What you are asked to do ::
Find the line containing "Extract the structured". Retype it and every later line of the records exactly, leaving out pictures.

[Figure content listings]
— BEGIN —

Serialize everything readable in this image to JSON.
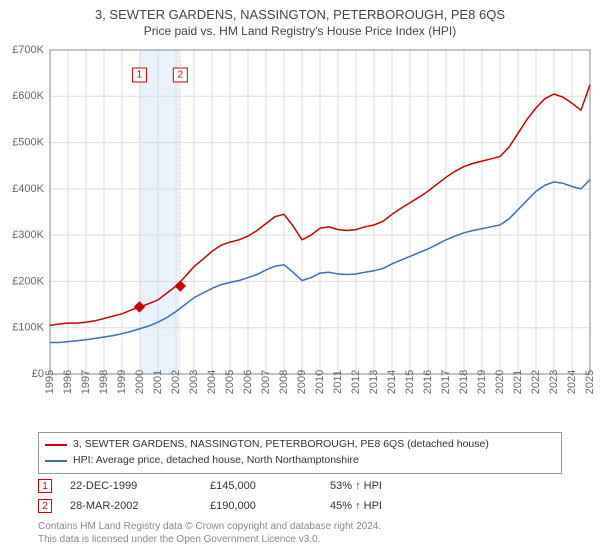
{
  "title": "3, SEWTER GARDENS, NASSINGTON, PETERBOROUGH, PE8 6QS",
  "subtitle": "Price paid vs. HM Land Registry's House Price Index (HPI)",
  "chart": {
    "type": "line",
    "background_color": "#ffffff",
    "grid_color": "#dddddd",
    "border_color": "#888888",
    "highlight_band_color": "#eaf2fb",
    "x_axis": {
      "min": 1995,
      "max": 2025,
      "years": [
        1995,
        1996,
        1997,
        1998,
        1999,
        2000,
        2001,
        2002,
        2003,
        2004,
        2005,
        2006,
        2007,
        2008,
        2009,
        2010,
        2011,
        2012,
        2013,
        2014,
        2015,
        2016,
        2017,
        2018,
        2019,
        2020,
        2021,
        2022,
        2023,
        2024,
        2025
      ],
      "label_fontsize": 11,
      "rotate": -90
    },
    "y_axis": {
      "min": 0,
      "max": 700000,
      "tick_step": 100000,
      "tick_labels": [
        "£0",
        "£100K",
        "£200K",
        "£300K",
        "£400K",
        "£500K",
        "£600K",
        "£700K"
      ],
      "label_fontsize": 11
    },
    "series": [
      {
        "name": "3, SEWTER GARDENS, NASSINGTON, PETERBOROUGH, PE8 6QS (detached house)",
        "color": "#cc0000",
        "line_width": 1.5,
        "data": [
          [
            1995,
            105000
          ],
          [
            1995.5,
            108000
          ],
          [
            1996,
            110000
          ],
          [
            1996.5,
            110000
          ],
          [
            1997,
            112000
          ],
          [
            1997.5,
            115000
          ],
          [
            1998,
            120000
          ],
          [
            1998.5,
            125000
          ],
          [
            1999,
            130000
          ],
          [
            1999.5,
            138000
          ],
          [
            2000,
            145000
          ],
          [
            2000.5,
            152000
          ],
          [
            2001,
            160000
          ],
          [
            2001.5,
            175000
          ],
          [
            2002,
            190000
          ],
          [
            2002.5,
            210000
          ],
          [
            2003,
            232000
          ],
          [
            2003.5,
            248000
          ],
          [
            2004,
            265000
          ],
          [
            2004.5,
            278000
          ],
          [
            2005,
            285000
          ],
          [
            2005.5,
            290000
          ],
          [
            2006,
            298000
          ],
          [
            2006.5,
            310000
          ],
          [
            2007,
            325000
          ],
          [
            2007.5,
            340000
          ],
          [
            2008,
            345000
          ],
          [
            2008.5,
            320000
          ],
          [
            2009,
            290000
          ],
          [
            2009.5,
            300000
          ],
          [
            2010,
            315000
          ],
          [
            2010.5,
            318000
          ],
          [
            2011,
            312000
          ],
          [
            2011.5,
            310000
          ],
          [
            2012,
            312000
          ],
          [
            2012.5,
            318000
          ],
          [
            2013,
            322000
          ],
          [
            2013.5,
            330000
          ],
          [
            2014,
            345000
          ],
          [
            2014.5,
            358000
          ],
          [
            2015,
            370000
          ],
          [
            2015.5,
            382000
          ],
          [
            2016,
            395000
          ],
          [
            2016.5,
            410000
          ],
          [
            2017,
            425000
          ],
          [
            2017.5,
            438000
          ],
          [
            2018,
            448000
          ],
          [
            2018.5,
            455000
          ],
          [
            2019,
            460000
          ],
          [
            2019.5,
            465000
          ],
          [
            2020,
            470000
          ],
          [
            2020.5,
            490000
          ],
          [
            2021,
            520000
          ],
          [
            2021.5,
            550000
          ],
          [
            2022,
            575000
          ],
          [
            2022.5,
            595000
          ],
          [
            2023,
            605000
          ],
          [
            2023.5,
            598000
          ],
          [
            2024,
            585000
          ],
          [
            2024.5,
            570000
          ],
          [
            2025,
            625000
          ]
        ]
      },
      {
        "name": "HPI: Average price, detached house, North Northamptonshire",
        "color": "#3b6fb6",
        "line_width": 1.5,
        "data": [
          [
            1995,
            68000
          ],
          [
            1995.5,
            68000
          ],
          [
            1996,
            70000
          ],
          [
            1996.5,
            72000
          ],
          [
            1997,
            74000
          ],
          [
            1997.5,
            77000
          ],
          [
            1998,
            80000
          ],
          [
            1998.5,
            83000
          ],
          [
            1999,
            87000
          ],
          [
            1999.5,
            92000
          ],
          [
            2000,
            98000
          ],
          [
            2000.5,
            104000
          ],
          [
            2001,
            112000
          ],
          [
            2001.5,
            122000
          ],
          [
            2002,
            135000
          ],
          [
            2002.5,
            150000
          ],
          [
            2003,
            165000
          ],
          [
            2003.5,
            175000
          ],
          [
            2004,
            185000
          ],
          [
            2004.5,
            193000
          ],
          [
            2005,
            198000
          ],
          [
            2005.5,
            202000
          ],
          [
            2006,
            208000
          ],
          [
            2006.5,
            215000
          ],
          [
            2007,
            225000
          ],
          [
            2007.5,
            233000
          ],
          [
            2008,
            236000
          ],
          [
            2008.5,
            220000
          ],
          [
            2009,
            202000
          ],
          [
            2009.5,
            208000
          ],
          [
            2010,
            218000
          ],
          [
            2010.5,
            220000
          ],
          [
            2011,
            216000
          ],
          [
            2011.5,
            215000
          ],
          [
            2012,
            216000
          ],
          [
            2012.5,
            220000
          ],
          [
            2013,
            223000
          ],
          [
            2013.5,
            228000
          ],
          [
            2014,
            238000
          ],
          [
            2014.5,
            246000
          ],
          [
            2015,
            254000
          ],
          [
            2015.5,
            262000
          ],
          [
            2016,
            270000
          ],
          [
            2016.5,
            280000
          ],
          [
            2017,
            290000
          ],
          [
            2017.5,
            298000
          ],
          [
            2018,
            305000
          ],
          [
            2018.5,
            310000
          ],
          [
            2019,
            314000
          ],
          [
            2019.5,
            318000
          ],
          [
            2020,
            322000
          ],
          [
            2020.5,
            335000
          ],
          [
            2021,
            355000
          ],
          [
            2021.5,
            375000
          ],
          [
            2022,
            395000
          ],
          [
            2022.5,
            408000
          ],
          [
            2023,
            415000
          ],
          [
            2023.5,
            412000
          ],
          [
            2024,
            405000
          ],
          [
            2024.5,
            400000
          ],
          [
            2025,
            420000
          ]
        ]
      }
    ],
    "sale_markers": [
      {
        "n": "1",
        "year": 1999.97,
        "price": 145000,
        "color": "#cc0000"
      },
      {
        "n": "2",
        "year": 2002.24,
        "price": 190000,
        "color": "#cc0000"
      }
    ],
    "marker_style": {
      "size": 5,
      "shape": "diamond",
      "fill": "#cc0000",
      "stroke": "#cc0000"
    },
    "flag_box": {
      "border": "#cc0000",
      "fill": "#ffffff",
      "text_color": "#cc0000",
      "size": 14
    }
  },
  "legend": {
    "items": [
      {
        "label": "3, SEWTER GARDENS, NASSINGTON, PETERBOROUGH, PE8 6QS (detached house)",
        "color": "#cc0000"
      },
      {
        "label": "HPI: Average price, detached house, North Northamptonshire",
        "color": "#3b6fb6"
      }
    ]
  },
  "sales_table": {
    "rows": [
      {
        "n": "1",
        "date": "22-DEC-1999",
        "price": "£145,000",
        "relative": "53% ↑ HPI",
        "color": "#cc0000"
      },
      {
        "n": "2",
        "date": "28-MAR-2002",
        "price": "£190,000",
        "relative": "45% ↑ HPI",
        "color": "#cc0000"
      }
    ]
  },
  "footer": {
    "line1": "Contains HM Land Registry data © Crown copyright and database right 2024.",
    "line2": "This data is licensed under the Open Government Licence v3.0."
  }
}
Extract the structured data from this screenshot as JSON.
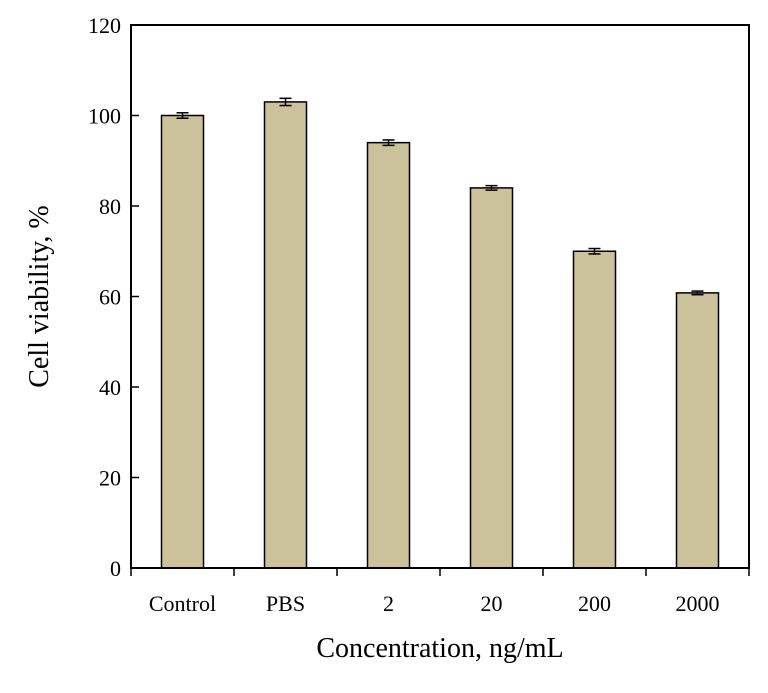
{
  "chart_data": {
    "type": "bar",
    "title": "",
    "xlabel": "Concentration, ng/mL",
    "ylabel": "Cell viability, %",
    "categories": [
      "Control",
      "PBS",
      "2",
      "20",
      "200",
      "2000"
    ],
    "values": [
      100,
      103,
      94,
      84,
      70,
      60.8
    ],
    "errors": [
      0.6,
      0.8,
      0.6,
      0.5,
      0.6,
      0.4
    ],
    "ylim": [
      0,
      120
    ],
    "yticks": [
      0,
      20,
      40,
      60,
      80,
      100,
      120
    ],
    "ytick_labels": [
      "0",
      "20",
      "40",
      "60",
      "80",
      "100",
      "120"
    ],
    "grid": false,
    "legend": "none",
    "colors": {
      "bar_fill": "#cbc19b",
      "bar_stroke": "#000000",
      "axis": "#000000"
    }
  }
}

— END —

Result of the task ::
Extract the structured data from this screenshot as JSON.
{
  "chart_data": {
    "type": "bar",
    "title": "",
    "xlabel": "Concentration, ng/mL",
    "ylabel": "Cell viability, %",
    "categories": [
      "Control",
      "PBS",
      "2",
      "20",
      "200",
      "2000"
    ],
    "values": [
      100,
      103,
      94,
      84,
      70,
      60.8
    ],
    "errors": [
      0.6,
      0.8,
      0.6,
      0.5,
      0.6,
      0.4
    ],
    "ylim": [
      0,
      120
    ],
    "yticks": [
      0,
      20,
      40,
      60,
      80,
      100,
      120
    ],
    "ytick_labels": [
      "0",
      "20",
      "40",
      "60",
      "80",
      "100",
      "120"
    ],
    "grid": false,
    "legend": "none",
    "colors": {
      "bar_fill": "#cbc19b",
      "bar_stroke": "#000000",
      "axis": "#000000"
    }
  }
}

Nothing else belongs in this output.